## What is being asked
Return the records in full, exactly as given.

◆ ◆ ◆ ◆ ◆

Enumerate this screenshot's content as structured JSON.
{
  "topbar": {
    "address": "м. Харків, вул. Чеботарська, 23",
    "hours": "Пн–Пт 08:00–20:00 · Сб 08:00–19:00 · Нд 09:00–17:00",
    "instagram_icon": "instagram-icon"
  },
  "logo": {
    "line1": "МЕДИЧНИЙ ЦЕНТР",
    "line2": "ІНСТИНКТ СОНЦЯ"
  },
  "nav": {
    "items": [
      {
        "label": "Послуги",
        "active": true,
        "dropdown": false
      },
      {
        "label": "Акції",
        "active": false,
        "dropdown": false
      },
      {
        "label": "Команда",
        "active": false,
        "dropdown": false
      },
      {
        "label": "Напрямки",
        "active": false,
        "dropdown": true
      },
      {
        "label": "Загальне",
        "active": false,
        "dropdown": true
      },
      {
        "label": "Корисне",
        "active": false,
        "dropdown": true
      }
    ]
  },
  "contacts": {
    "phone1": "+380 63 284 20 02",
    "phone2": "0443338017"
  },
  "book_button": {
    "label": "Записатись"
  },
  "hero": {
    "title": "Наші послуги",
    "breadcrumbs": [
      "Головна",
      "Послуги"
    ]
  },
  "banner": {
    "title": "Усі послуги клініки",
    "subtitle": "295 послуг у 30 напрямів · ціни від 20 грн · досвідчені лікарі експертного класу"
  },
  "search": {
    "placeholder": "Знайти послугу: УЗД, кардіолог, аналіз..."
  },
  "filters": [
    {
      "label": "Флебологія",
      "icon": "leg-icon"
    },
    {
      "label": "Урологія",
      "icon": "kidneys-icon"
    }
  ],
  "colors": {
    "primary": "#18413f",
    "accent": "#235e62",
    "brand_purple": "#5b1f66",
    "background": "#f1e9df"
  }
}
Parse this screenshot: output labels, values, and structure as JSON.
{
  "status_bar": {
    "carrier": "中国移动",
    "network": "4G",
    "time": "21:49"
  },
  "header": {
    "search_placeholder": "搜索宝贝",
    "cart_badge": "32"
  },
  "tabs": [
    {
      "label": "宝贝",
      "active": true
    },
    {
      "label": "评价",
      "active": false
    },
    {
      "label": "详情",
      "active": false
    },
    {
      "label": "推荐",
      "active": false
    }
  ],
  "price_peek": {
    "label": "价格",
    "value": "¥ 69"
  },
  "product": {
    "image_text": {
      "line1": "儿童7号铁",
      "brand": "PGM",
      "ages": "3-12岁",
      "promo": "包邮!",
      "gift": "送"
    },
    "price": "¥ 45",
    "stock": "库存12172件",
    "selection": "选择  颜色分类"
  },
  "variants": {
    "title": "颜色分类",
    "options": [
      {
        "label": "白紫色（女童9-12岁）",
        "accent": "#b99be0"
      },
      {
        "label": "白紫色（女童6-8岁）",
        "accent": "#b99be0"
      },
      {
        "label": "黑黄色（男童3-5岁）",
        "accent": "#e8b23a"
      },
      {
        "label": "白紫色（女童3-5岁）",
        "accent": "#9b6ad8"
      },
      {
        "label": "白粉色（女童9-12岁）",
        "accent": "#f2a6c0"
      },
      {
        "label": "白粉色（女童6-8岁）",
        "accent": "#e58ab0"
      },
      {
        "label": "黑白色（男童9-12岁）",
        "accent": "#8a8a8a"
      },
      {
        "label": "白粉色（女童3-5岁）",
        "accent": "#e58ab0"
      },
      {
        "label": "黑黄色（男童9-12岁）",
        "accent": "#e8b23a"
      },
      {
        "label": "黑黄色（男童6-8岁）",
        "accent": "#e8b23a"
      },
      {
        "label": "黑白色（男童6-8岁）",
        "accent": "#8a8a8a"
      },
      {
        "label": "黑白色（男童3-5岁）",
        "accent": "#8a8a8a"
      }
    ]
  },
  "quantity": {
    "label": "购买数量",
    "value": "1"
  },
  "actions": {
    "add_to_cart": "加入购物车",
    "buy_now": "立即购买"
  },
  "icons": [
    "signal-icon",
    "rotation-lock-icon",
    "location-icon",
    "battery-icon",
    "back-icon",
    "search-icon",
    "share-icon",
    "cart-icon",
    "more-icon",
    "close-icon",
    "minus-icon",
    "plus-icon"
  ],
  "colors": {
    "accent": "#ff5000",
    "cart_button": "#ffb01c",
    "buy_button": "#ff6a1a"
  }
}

◆ ◆ ◆ ◆ ◆

## Answer for this exercise
Enumerate this screenshot's content as structured JSON.
{
  "topbar": {
    "address": "м. Харків, вул. Чеботарська, 23",
    "hours": "Пн–Пт 08:00–20:00 · Сб 08:00–19:00 · Нд 09:00–17:00",
    "instagram_icon": "instagram-icon"
  },
  "logo": {
    "line1": "МЕДИЧНИЙ ЦЕНТР",
    "line2": "ІНСТИНКТ СОНЦЯ"
  },
  "nav": {
    "items": [
      {
        "label": "Послуги",
        "active": true,
        "dropdown": false
      },
      {
        "label": "Акції",
        "active": false,
        "dropdown": false
      },
      {
        "label": "Команда",
        "active": false,
        "dropdown": false
      },
      {
        "label": "Напрямки",
        "active": false,
        "dropdown": true
      },
      {
        "label": "Загальне",
        "active": false,
        "dropdown": true
      },
      {
        "label": "Корисне",
        "active": false,
        "dropdown": true
      }
    ]
  },
  "contacts": {
    "phone1": "+380 63 284 20 02",
    "phone2": "0443338017"
  },
  "book_button": {
    "label": "Записатись"
  },
  "hero": {
    "title": "Наші послуги",
    "breadcrumbs": [
      "Головна",
      "Послуги"
    ]
  },
  "banner": {
    "title": "Усі послуги клініки",
    "subtitle": "295 послуг у 30 напрямів · ціни від 20 грн · досвідчені лікарі експертного класу"
  },
  "search": {
    "placeholder": "Знайти послугу: УЗД, кардіолог, аналіз..."
  },
  "filters": [
    {
      "label": "Флебологія",
      "icon": "leg-icon"
    },
    {
      "label": "Урологія",
      "icon": "kidneys-icon"
    }
  ],
  "colors": {
    "primary": "#18413f",
    "accent": "#235e62",
    "brand_purple": "#5b1f66",
    "background": "#f1e9df"
  }
}
Parse this screenshot: output labels, values, and structure as JSON.
{
  "status_bar": {
    "carrier": "中国移动",
    "network": "4G",
    "time": "21:49"
  },
  "header": {
    "search_placeholder": "搜索宝贝",
    "cart_badge": "32"
  },
  "tabs": [
    {
      "label": "宝贝",
      "active": true
    },
    {
      "label": "评价",
      "active": false
    },
    {
      "label": "详情",
      "active": false
    },
    {
      "label": "推荐",
      "active": false
    }
  ],
  "price_peek": {
    "label": "价格",
    "value": "¥ 69"
  },
  "product": {
    "image_text": {
      "line1": "儿童7号铁",
      "brand": "PGM",
      "ages": "3-12岁",
      "promo": "包邮!",
      "gift": "送"
    },
    "price": "¥ 45",
    "stock": "库存12172件",
    "selection": "选择  颜色分类"
  },
  "variants": {
    "title": "颜色分类",
    "options": [
      {
        "label": "白紫色（女童9-12岁）",
        "accent": "#b99be0"
      },
      {
        "label": "白紫色（女童6-8岁）",
        "accent": "#b99be0"
      },
      {
        "label": "黑黄色（男童3-5岁）",
        "accent": "#e8b23a"
      },
      {
        "label": "白紫色（女童3-5岁）",
        "accent": "#9b6ad8"
      },
      {
        "label": "白粉色（女童9-12岁）",
        "accent": "#f2a6c0"
      },
      {
        "label": "白粉色（女童6-8岁）",
        "accent": "#e58ab0"
      },
      {
        "label": "黑白色（男童9-12岁）",
        "accent": "#8a8a8a"
      },
      {
        "label": "白粉色（女童3-5岁）",
        "accent": "#e58ab0"
      },
      {
        "label": "黑黄色（男童9-12岁）",
        "accent": "#e8b23a"
      },
      {
        "label": "黑黄色（男童6-8岁）",
        "accent": "#e8b23a"
      },
      {
        "label": "黑白色（男童6-8岁）",
        "accent": "#8a8a8a"
      },
      {
        "label": "黑白色（男童3-5岁）",
        "accent": "#8a8a8a"
      }
    ]
  },
  "quantity": {
    "label": "购买数量",
    "value": "1"
  },
  "actions": {
    "add_to_cart": "加入购物车",
    "buy_now": "立即购买"
  },
  "icons": [
    "signal-icon",
    "rotation-lock-icon",
    "location-icon",
    "battery-icon",
    "back-icon",
    "search-icon",
    "share-icon",
    "cart-icon",
    "more-icon",
    "close-icon",
    "minus-icon",
    "plus-icon"
  ],
  "colors": {
    "accent": "#ff5000",
    "cart_button": "#ffb01c",
    "buy_button": "#ff6a1a"
  }
}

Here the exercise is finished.